__Goal__:
Return all lines below containing the word "document".

__Supplied information__:
────

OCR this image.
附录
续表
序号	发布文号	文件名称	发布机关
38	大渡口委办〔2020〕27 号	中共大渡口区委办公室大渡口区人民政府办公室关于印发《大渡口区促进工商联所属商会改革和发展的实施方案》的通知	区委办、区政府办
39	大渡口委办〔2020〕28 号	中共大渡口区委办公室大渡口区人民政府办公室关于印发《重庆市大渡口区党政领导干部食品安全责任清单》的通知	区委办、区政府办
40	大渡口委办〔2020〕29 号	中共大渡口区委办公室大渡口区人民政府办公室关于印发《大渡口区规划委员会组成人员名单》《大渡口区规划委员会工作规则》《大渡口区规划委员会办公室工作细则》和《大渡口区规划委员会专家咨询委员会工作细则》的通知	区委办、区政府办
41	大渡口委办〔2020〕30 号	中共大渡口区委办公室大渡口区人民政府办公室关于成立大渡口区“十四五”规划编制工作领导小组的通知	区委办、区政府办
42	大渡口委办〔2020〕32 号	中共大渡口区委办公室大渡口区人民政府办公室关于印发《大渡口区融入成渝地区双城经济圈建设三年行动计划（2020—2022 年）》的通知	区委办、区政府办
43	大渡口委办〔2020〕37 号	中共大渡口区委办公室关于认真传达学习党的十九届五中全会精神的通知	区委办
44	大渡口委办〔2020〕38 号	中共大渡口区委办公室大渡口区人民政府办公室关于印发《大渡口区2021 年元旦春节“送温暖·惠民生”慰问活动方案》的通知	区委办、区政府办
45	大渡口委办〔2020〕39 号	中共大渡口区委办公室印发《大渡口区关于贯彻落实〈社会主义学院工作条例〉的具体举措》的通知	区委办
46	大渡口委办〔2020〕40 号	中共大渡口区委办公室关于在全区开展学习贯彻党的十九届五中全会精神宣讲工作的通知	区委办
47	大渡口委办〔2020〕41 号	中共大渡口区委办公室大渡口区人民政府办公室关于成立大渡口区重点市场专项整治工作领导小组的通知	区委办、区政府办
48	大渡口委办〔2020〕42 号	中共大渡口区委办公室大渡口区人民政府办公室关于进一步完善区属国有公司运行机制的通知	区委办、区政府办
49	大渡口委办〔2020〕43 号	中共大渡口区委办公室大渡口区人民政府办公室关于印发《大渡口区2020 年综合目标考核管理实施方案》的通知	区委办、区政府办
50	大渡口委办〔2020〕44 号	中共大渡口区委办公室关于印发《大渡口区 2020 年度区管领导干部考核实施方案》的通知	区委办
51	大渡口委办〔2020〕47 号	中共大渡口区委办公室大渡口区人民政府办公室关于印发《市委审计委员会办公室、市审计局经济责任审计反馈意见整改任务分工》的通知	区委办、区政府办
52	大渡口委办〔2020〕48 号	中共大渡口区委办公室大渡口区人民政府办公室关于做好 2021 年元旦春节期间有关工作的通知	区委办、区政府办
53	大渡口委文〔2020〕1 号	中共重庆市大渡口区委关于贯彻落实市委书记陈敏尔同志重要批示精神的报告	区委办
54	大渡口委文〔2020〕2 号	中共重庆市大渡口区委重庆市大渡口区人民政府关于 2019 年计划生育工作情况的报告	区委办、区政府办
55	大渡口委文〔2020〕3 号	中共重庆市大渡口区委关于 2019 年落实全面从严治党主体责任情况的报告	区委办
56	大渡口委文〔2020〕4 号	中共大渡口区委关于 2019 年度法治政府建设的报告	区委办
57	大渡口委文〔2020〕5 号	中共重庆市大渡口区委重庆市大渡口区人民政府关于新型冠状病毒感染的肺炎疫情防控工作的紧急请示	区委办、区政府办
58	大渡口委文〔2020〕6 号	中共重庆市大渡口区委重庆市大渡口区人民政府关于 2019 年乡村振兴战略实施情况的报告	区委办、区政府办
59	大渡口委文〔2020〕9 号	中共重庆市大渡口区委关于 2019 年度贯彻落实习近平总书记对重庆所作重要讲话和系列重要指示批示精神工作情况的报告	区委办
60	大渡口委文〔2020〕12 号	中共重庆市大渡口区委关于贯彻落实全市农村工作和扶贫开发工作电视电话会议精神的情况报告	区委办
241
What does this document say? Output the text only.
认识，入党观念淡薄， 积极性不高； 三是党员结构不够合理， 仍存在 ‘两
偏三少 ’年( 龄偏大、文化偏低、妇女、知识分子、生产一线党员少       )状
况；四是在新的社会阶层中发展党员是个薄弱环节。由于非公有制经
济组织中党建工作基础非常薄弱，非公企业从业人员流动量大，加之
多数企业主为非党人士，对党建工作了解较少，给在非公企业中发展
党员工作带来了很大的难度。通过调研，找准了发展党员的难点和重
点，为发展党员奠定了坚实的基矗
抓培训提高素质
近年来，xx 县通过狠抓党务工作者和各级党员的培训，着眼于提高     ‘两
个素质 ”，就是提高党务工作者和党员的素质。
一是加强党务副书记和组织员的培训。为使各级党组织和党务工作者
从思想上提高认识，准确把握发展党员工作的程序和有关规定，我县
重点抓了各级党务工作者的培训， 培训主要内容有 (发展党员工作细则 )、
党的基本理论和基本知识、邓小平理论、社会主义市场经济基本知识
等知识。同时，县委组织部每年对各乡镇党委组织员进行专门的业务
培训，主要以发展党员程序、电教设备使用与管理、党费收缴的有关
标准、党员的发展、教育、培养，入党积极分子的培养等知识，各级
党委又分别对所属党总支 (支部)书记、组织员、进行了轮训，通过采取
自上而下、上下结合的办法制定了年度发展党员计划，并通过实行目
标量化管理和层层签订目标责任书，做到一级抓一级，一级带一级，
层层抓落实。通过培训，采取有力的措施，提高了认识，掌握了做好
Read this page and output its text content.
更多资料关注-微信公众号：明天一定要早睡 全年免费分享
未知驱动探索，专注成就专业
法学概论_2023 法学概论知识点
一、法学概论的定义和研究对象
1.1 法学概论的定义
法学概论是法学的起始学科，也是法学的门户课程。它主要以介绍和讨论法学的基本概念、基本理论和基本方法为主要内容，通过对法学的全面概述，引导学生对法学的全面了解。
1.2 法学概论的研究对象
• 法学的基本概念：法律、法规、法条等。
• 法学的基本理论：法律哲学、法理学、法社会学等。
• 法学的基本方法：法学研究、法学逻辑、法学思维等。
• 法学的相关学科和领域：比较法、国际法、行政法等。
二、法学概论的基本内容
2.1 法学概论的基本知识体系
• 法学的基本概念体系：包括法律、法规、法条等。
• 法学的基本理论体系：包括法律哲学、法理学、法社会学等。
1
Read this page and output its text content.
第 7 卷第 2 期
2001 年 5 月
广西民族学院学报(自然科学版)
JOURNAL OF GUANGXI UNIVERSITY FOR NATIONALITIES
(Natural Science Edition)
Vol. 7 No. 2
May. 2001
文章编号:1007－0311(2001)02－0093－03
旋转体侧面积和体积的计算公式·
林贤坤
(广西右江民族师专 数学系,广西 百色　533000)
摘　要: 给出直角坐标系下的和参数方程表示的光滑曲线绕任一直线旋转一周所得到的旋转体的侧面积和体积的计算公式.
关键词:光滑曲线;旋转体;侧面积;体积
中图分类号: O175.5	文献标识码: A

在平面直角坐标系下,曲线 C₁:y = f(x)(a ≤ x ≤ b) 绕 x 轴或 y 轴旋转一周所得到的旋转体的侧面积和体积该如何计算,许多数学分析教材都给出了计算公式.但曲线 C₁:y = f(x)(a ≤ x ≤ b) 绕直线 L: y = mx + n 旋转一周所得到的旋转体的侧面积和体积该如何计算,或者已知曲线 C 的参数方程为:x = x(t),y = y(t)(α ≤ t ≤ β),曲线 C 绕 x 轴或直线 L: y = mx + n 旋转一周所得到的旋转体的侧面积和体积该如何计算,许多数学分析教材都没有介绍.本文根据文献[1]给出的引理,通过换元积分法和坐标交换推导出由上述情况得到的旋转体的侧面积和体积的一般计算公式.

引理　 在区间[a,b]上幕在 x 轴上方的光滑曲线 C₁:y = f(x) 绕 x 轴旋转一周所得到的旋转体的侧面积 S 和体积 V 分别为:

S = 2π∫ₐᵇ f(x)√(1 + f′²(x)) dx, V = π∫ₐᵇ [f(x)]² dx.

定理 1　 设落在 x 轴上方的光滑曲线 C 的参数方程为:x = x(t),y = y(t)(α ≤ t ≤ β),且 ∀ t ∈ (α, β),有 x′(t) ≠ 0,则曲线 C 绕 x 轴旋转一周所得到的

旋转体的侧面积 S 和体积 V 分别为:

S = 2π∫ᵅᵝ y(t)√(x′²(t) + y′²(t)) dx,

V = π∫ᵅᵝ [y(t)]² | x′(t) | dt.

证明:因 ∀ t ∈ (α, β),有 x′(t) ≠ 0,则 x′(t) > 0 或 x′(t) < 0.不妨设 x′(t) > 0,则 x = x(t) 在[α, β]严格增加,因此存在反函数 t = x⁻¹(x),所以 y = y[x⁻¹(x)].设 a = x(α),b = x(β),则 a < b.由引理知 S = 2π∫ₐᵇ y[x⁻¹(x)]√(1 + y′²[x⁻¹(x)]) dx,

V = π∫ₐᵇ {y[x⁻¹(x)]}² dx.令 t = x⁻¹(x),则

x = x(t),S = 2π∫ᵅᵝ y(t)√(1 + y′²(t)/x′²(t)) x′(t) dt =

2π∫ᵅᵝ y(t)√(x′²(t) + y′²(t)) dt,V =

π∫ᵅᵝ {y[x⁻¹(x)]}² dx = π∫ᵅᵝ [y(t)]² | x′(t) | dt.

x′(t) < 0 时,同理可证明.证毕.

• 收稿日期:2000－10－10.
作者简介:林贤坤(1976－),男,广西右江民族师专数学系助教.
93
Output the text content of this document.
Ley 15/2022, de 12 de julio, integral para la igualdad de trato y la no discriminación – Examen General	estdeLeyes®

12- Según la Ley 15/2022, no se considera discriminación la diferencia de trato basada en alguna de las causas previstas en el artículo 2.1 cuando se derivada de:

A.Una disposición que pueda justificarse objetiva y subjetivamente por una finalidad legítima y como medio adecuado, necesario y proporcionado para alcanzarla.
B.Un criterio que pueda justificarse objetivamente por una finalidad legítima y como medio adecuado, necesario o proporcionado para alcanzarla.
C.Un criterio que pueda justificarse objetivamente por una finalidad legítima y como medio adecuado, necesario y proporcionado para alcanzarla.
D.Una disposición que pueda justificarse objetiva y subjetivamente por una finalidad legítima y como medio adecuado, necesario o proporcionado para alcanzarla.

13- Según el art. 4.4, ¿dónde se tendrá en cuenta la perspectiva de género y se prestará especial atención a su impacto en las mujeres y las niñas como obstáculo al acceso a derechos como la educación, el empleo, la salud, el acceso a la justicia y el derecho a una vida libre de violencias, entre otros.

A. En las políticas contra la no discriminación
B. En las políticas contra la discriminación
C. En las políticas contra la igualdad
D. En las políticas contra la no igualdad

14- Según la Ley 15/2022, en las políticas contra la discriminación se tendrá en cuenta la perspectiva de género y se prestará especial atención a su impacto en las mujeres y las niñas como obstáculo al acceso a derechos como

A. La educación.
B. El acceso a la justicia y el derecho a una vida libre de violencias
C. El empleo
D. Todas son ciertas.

────

__Written reply__:
What does this document say? Output the text only.
Output the text content of this document.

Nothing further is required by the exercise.